- TASK PROMPT
Wherever the word "compresor" appears in the entries, copy the whole line.

- GIVEN DATA
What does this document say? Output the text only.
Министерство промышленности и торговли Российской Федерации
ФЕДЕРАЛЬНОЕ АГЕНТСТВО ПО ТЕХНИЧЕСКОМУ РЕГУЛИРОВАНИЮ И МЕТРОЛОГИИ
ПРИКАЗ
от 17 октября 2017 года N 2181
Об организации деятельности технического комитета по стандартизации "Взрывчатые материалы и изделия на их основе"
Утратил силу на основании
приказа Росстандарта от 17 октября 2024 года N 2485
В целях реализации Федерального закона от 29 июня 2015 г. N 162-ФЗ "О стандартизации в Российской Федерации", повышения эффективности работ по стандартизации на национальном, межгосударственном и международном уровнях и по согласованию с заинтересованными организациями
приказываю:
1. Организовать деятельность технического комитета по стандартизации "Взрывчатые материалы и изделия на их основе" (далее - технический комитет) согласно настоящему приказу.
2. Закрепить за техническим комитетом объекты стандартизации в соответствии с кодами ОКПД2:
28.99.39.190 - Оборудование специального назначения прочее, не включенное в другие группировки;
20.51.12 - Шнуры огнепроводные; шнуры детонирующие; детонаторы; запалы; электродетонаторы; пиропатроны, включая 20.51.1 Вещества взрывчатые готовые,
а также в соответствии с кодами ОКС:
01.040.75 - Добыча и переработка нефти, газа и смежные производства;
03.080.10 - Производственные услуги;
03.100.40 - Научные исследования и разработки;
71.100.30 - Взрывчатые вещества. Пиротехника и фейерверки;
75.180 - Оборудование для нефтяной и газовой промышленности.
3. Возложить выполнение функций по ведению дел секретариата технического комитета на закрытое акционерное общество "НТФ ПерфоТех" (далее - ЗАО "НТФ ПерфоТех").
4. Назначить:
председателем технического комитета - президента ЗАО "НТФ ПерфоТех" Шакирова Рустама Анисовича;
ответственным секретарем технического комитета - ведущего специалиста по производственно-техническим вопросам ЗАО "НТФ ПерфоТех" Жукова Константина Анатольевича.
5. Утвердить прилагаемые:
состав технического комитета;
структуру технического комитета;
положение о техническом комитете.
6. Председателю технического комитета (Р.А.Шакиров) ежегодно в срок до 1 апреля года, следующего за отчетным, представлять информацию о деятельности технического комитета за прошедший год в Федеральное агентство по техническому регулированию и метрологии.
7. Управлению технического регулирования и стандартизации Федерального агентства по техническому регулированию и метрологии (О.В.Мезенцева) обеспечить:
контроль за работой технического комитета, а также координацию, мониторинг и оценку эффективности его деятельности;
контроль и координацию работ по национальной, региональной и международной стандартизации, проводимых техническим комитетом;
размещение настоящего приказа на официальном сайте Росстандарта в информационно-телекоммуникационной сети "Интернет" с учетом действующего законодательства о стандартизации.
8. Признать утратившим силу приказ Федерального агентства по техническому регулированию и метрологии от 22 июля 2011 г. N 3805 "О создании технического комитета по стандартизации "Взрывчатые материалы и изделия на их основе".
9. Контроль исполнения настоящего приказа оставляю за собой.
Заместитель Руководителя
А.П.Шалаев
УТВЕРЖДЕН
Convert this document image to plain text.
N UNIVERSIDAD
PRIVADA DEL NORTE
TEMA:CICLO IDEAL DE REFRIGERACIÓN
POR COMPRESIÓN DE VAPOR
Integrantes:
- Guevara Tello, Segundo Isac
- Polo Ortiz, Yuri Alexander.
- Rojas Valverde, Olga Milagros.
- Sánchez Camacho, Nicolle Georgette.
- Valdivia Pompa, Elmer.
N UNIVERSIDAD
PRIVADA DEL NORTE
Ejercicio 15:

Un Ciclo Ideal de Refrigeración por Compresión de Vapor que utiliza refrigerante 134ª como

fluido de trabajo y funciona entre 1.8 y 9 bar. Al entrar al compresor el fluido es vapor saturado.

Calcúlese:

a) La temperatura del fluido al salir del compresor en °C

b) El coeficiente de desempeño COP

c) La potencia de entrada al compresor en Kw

- FULL RESPONSE
fluido de trabajo y funciona entre 1.8 y 9 bar. Al entrar al compresor el fluido es vapor saturado.
a) La temperatura del fluido al salir del compresor en °C
c) La potencia de entrada al compresor en Kw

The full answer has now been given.